#### PODANY TEKST
W końcu przywdziałem dres i w drogę! Pierwsze zetknięcie z siarczystym mrozem i podmuchem zimnego wiatru wywołało reakcję z pogranicza lekkiego szoku, na szczęście jeszcze poddającego się autokontroli. Zawsze wychodziłem z założenia, że biegacze mają coś z wariatów, ale po przebiegnięciu 2km w tych warunkach doświadczyłem tego wariactwa empirycznie. Jedyne osoby, które mijałem, to właściciele psów, którzy z uwagi na czworonogi musieli wyjść z ciepłych domów. Można ich zrozumieć, w końcu nie mieli alternatywy. Niemniej ja nie mam w domu psa, więc mogłem spokojnie pić sobie herbatę i oglądać skoki narciarskie, a nie wystawiać się na spojrzenia przechodniów wypełnione zdumieniem, że ktoś zdecydował się na dobrowolne wyjście z domu w zimny i wietrzny dzień tylko po to, by sobie trochę pobiegać. Przynajmniej zapewniłem im jakąś rozrywkę, bo zobaczyli wariata w esencji i będą mieli o czym opowiadać domownikom po powrocie ze spaceru z psem. Ja niestety takich rozrywek nie miałem, a jedyne o czym mógłbym opowiedzieć, to problemy ze złapaniem oddechu w trakcie biegu pod wiatr.
########
→ WYKONAJ POLECENIA:
**1)** Oceń, czy stwierdzenia (a), (b) i (c) zgadzają się z tekstem o bieganiu w mroźny dzień. Przy każdym odpowiedz „tak” lub „nie” i przytocz rozstrzygające słowa tekstu.
(a) Osoba opowiadająca ma w domu psa.
(b) Jedynymi osobami mijanymi podczas biegu byli właściciele psów.
(c) Bieg odbył się w ciepły i bezwietrzny dzień.
**2)** Poprowadź dalej tekst o bieganiu w mroźny dzień, zaczynając od miejsca po jego ostatnim zdaniu.
Rekordy nie są tu do niczego potrzebne.
#### SEKCJA DANYCH
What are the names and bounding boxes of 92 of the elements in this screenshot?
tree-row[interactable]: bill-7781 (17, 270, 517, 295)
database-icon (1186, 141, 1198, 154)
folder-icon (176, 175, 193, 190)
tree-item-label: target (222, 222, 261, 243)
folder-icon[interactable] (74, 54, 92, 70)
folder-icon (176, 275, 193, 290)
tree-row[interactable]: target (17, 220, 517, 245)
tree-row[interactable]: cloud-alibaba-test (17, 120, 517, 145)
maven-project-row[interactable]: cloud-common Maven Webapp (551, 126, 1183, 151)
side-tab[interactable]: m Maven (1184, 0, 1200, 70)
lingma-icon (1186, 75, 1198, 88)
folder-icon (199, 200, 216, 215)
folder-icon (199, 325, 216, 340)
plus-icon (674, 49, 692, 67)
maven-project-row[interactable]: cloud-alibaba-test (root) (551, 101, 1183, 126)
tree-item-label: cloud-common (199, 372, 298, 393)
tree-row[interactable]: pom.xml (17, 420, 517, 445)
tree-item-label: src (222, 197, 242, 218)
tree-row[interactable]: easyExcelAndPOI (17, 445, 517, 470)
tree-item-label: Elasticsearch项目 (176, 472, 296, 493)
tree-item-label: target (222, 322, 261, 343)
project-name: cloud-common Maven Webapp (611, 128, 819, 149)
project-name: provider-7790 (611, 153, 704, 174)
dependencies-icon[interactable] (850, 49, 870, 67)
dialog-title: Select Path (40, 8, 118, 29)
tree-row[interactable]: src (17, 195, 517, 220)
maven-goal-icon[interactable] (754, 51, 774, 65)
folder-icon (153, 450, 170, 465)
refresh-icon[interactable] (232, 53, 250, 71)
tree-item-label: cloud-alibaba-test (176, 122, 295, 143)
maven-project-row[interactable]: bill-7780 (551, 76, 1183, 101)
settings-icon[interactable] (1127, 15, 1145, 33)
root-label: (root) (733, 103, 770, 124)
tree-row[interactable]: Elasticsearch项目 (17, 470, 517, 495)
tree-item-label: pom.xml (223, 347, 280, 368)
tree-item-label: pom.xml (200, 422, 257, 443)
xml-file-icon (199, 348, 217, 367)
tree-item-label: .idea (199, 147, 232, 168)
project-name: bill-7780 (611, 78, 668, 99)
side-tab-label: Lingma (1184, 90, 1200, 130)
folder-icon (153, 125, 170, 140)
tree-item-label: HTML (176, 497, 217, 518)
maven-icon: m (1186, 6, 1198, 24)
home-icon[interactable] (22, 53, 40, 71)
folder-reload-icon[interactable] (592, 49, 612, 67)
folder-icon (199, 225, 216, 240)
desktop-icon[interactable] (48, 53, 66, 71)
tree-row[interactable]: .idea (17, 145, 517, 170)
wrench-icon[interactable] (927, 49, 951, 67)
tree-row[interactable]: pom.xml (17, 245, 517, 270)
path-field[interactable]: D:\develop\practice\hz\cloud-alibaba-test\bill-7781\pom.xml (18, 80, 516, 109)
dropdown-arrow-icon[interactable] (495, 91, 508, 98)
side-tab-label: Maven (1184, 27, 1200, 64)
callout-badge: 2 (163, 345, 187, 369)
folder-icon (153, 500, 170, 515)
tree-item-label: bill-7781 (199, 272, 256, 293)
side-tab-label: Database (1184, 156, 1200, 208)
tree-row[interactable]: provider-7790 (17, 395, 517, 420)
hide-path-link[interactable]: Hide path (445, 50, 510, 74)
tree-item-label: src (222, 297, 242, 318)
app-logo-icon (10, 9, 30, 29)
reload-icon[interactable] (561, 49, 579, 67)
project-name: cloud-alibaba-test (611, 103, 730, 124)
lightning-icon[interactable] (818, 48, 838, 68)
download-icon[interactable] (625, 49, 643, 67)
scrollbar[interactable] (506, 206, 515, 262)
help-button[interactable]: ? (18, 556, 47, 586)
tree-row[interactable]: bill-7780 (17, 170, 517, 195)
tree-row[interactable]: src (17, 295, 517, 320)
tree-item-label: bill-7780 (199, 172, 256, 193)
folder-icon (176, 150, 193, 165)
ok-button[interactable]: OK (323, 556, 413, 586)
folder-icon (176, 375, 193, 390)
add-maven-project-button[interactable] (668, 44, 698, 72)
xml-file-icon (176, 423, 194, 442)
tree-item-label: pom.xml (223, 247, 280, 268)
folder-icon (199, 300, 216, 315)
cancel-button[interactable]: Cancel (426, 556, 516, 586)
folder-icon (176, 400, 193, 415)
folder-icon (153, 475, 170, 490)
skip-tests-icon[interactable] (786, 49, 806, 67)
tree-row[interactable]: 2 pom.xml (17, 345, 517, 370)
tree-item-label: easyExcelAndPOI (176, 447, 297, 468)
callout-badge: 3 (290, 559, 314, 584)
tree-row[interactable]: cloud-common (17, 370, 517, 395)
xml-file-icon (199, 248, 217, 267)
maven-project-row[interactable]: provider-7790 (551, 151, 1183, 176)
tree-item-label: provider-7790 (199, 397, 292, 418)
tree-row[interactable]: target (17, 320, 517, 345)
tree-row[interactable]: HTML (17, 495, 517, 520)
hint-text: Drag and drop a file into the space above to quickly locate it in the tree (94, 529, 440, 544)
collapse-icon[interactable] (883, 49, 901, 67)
########
→ ODPOWIEDZI:
**1)**
(a) Nie: „ja nie mam w domu psa”.
(b) Tak: „Jedyne osoby, które mijałem, to właściciele psów”.
(c) Nie: „w zimny i wietrzny dzień”.

**2)**
Przy którymś z kolei podmuchu prosto w twarz zacząłem sobie uświadamiać tragizm położenia, w którym się znalazłem. Przekroczyłem bowiem granicę, z której nie ma odwrotu, bo na zawrócenie było już za późno. Musiałem zatem, chcąc nie chcąc (chociaż bardziej nie chcąc) dokończyć pętlę. Wściekły na siebie za podjęcie decyzji o bieganiu zacząłem wyrzucać z siebie frustrację. Tyle mięsa w myślach poleciało, że zrobiła się z tego mozaika wątróbki, karkówki, żołądków, boczku i podrobów. Nigdy więcej kretyńskich postanowień noworocznych! Jak mi ktoś kiedyś powie o tzw. euforii biegacza, to na litość, spoliczkuję!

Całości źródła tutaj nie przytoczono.